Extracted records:
━━━━━━━━━━

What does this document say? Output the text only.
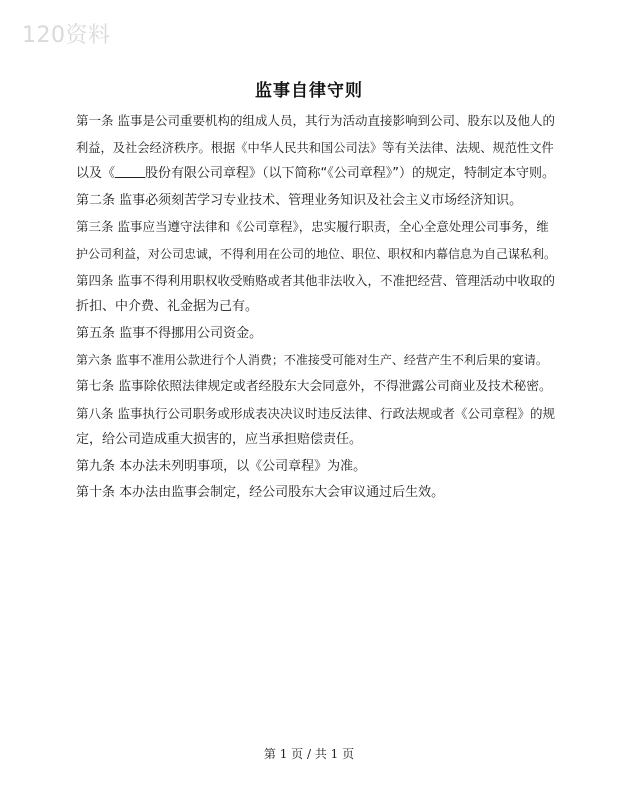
120资料
监事自律守则
第一条 监事是公司重要机构的组成人员，其行为活动直接影响到公司、股东以及他人的
利益，及社会经济秩序。根据《中华人民共和国公司法》等有关法律、法规、规范性文件
以及《 股份有限公司章程》（以下简称“《公司章程》”）的规定，特制定本守则。
第二条 监事必须刻苦学习专业技术、管理业务知识及社会主义市场经济知识。
第三条 监事应当遵守法律和《公司章程》，忠实履行职责，全心全意处理公司事务，维
护公司利益，对公司忠诚，不得利用在公司的地位、职位、职权和内幕信息为自己谋私利。
第四条 监事不得利用职权收受贿赂或者其他非法收入，不准把经营、管理活动中收取的
折扣、中介费、礼金据为己有。
第五条 监事不得挪用公司资金。
第六条 监事不准用公款进行个人消费；不准接受可能对生产、经营产生不利后果的宴请。
第七条 监事除依照法律规定或者经股东大会同意外，不得泄露公司商业及技术秘密。
第八条 监事执行公司职务或形成表决决议时违反法律、行政法规或者《公司章程》的规
定，给公司造成重大损害的，应当承担赔偿责任。
第九条 本办法未列明事项，以《公司章程》为准。
第十条 本办法由监事会制定，经公司股东大会审议通过后生效。
第 1 页 / 共 1 页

━━━━━━━━━━

▸ Problem to solve: Quote each line of the listing exactly, but leave the pictures out.

▸ Problem solution:
What does this document say? Output the text only.
120资料
监事自律守则
第一条 监事是公司重要机构的组成人员，其行为活动直接影响到公司、股东以及他人的
利益，及社会经济秩序。根据《中华人民共和国公司法》等有关法律、法规、规范性文件
以及《 股份有限公司章程》（以下简称“《公司章程》”）的规定，特制定本守则。
第二条 监事必须刻苦学习专业技术、管理业务知识及社会主义市场经济知识。
第三条 监事应当遵守法律和《公司章程》，忠实履行职责，全心全意处理公司事务，维
护公司利益，对公司忠诚，不得利用在公司的地位、职位、职权和内幕信息为自己谋私利。
第四条 监事不得利用职权收受贿赂或者其他非法收入，不准把经营、管理活动中收取的
折扣、中介费、礼金据为己有。
第五条 监事不得挪用公司资金。
第六条 监事不准用公款进行个人消费；不准接受可能对生产、经营产生不利后果的宴请。
第七条 监事除依照法律规定或者经股东大会同意外，不得泄露公司商业及技术秘密。
第八条 监事执行公司职务或形成表决决议时违反法律、行政法规或者《公司章程》的规
定，给公司造成重大损害的，应当承担赔偿责任。
第九条 本办法未列明事项，以《公司章程》为准。
第十条 本办法由监事会制定，经公司股东大会审议通过后生效。
第 1 页 / 共 1 页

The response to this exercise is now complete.